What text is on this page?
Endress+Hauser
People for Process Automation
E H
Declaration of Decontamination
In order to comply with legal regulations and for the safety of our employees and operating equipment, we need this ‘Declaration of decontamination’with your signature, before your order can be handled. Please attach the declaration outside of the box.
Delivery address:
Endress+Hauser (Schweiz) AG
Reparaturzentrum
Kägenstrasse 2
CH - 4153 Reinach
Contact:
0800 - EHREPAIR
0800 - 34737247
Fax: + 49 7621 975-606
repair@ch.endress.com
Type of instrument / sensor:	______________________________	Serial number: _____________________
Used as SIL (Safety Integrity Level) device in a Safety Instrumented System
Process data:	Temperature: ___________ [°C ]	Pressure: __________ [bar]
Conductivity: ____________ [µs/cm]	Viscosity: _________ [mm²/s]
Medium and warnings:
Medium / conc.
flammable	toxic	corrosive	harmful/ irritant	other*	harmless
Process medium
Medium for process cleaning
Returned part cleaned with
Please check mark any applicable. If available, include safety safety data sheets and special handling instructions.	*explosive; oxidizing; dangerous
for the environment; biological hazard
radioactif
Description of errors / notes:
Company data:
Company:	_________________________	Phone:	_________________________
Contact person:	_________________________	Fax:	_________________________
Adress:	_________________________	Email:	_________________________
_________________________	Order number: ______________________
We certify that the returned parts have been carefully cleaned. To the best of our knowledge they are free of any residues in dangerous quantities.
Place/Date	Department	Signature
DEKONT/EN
—————
_Written request:_ The records above should be returned exactly.

_Response for this exercise:_
What text is on this page?
Endress+Hauser
People for Process Automation
E H
Declaration of Decontamination
In order to comply with legal regulations and for the safety of our employees and operating equipment, we need this ‘Declaration of decontamination’with your signature, before your order can be handled. Please attach the declaration outside of the box.
Delivery address:
Endress+Hauser (Schweiz) AG
Reparaturzentrum
Kägenstrasse 2
CH - 4153 Reinach
Contact:
0800 - EHREPAIR
0800 - 34737247
Fax: + 49 7621 975-606
repair@ch.endress.com
Type of instrument / sensor:	______________________________	Serial number: _____________________
Used as SIL (Safety Integrity Level) device in a Safety Instrumented System
Process data:	Temperature: ___________ [°C ]	Pressure: __________ [bar]
Conductivity: ____________ [µs/cm]	Viscosity: _________ [mm²/s]
Medium and warnings:
Medium / conc.
flammable	toxic	corrosive	harmful/ irritant	other*	harmless
Process medium
Medium for process cleaning
Returned part cleaned with
Please check mark any applicable. If available, include safety safety data sheets and special handling instructions.	*explosive; oxidizing; dangerous
for the environment; biological hazard
radioactif
Description of errors / notes:
Company data:
Company:	_________________________	Phone:	_________________________
Contact person:	_________________________	Fax:	_________________________
Adress:	_________________________	Email:	_________________________
_________________________	Order number: ______________________
We certify that the returned parts have been carefully cleaned. To the best of our knowledge they are free of any residues in dangerous quantities.
Place/Date	Department	Signature
DEKONT/EN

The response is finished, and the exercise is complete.